> REQUIRED TASK
Write out all the entries word for word, but skip any images.

(Dataset items)
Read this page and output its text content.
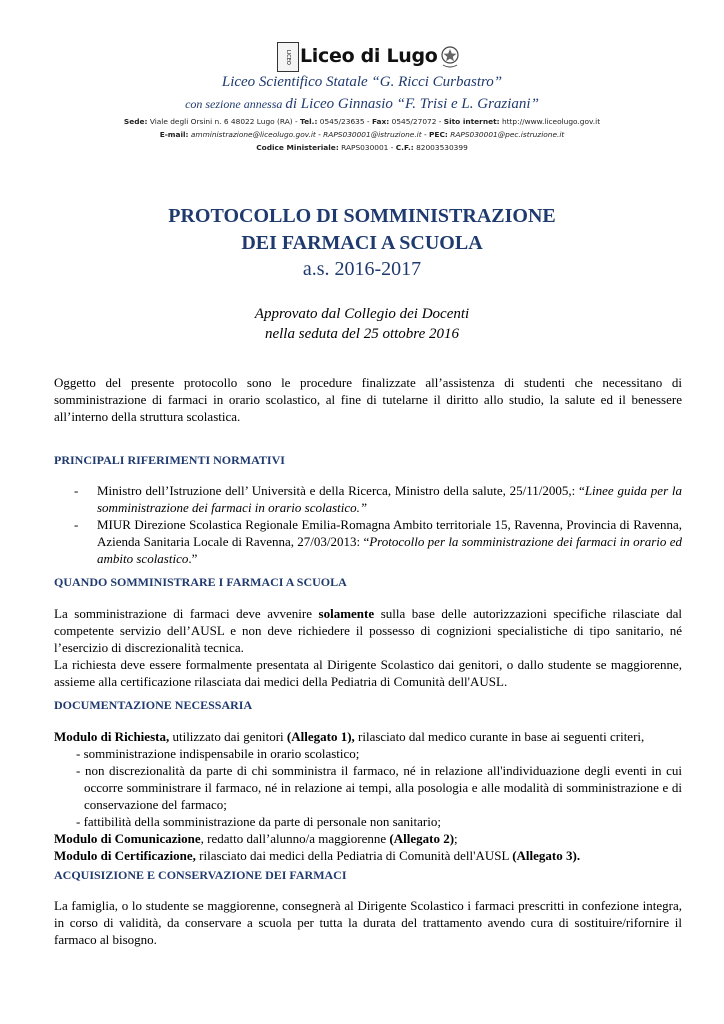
LICEO Liceo di Lugo
Liceo Scientifico Statale “G. Ricci Curbastro”
con sezione annessa di Liceo Ginnasio “F. Trisi e L. Graziani”
Sede: Viale degli Orsini n. 6 48022 Lugo (RA) - Tel.: 0545/23635 - Fax: 0545/27072 - Sito internet: http://www.liceolugo.gov.it
E-mail: amministrazione@liceolugo.gov.it - RAPS030001@istruzione.it - PEC: RAPS030001@pec.istruzione.it
Codice Ministeriale: RAPS030001 - C.F.: 82003530399
PROTOCOLLO DI SOMMINISTRAZIONE
DEI FARMACI A SCUOLA
a.s. 2016-2017
Approvato dal Collegio dei Docenti
nella seduta del 25 ottobre 2016

Oggetto del presente protocollo sono le procedure finalizzate all’assistenza di studenti che necessitano di somministrazione di farmaci in orario scolastico, al fine di tutelarne il diritto allo studio, la salute ed il benessere all’interno della struttura scolastica.

PRINCIPALI RIFERIMENTI NORMATIVI
- Ministro dell’Istruzione dell’ Università e della Ricerca, Ministro della salute, 25/11/2005,: “Linee guida per la somministrazione dei farmaci in orario scolastico.”
- MIUR Direzione Scolastica Regionale Emilia-Romagna Ambito territoriale 15, Ravenna, Provincia di Ravenna, Azienda Sanitaria Locale di Ravenna, 27/03/2013: “Protocollo per la somministrazione dei farmaci in orario ed ambito scolastico.”
QUANDO SOMMINISTRARE I FARMACI A SCUOLA

La somministrazione di farmaci deve avvenire solamente sulla base delle autorizzazioni specifiche rilasciate dal competente servizio dell’AUSL e non deve richiedere il possesso di cognizioni specialistiche di tipo sanitario, né l’esercizio di discrezionalità tecnica.

La richiesta deve essere formalmente presentata al Dirigente Scolastico dai genitori, o dallo studente se maggiorenne, assieme alla certificazione rilasciata dai medici della Pediatria di Comunità dell'AUSL.

DOCUMENTAZIONE NECESSARIA

Modulo di Richiesta, utilizzato dai genitori (Allegato 1), rilasciato dal medico curante in base ai seguenti criteri,

- somministrazione indispensabile in orario scolastico;

- non discrezionalità da parte di chi somministra il farmaco, né in relazione all'individuazione degli eventi in cui occorre somministrare il farmaco, né in relazione ai tempi, alla posologia e alle modalità di somministrazione e di conservazione del farmaco;

- fattibilità della somministrazione da parte di personale non sanitario;

Modulo di Comunicazione, redatto dall’alunno/a maggiorenne (Allegato 2);

Modulo di Certificazione, rilasciato dai medici della Pediatria di Comunità dell'AUSL (Allegato 3).

ACQUISIZIONE E CONSERVAZIONE DEI FARMACI

La famiglia, o lo studente se maggiorenne, consegnerà al Dirigente Scolastico i farmaci prescritti in confezione integra, in corso di validità, da conservare a scuola per tutta la durata del trattamento avendo cura di sostituire/rifornire il farmaco al bisogno.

> COMPLETED TASK
Read this page and output its text content.
LICEO Liceo di Lugo
Liceo Scientifico Statale “G. Ricci Curbastro”
con sezione annessa di Liceo Ginnasio “F. Trisi e L. Graziani”
Sede: Viale degli Orsini n. 6 48022 Lugo (RA) - Tel.: 0545/23635 - Fax: 0545/27072 - Sito internet: http://www.liceolugo.gov.it
E-mail: amministrazione@liceolugo.gov.it - RAPS030001@istruzione.it - PEC: RAPS030001@pec.istruzione.it
Codice Ministeriale: RAPS030001 - C.F.: 82003530399
PROTOCOLLO DI SOMMINISTRAZIONE
DEI FARMACI A SCUOLA
a.s. 2016-2017
Approvato dal Collegio dei Docenti
nella seduta del 25 ottobre 2016

Oggetto del presente protocollo sono le procedure finalizzate all’assistenza di studenti che necessitano di somministrazione di farmaci in orario scolastico, al fine di tutelarne il diritto allo studio, la salute ed il benessere all’interno della struttura scolastica.

PRINCIPALI RIFERIMENTI NORMATIVI
- Ministro dell’Istruzione dell’ Università e della Ricerca, Ministro della salute, 25/11/2005,: “Linee guida per la somministrazione dei farmaci in orario scolastico.”
- MIUR Direzione Scolastica Regionale Emilia-Romagna Ambito territoriale 15, Ravenna, Provincia di Ravenna, Azienda Sanitaria Locale di Ravenna, 27/03/2013: “Protocollo per la somministrazione dei farmaci in orario ed ambito scolastico.”
QUANDO SOMMINISTRARE I FARMACI A SCUOLA

La somministrazione di farmaci deve avvenire solamente sulla base delle autorizzazioni specifiche rilasciate dal competente servizio dell’AUSL e non deve richiedere il possesso di cognizioni specialistiche di tipo sanitario, né l’esercizio di discrezionalità tecnica.

La richiesta deve essere formalmente presentata al Dirigente Scolastico dai genitori, o dallo studente se maggiorenne, assieme alla certificazione rilasciata dai medici della Pediatria di Comunità dell'AUSL.

DOCUMENTAZIONE NECESSARIA

Modulo di Richiesta, utilizzato dai genitori (Allegato 1), rilasciato dal medico curante in base ai seguenti criteri,

- somministrazione indispensabile in orario scolastico;

- non discrezionalità da parte di chi somministra il farmaco, né in relazione all'individuazione degli eventi in cui occorre somministrare il farmaco, né in relazione ai tempi, alla posologia e alle modalità di somministrazione e di conservazione del farmaco;

- fattibilità della somministrazione da parte di personale non sanitario;

Modulo di Comunicazione, redatto dall’alunno/a maggiorenne (Allegato 2);

Modulo di Certificazione, rilasciato dai medici della Pediatria di Comunità dell'AUSL (Allegato 3).

ACQUISIZIONE E CONSERVAZIONE DEI FARMACI

La famiglia, o lo studente se maggiorenne, consegnerà al Dirigente Scolastico i farmaci prescritti in confezione integra, in corso di validità, da conservare a scuola per tutta la durata del trattamento avendo cura di sostituire/rifornire il farmaco al bisogno.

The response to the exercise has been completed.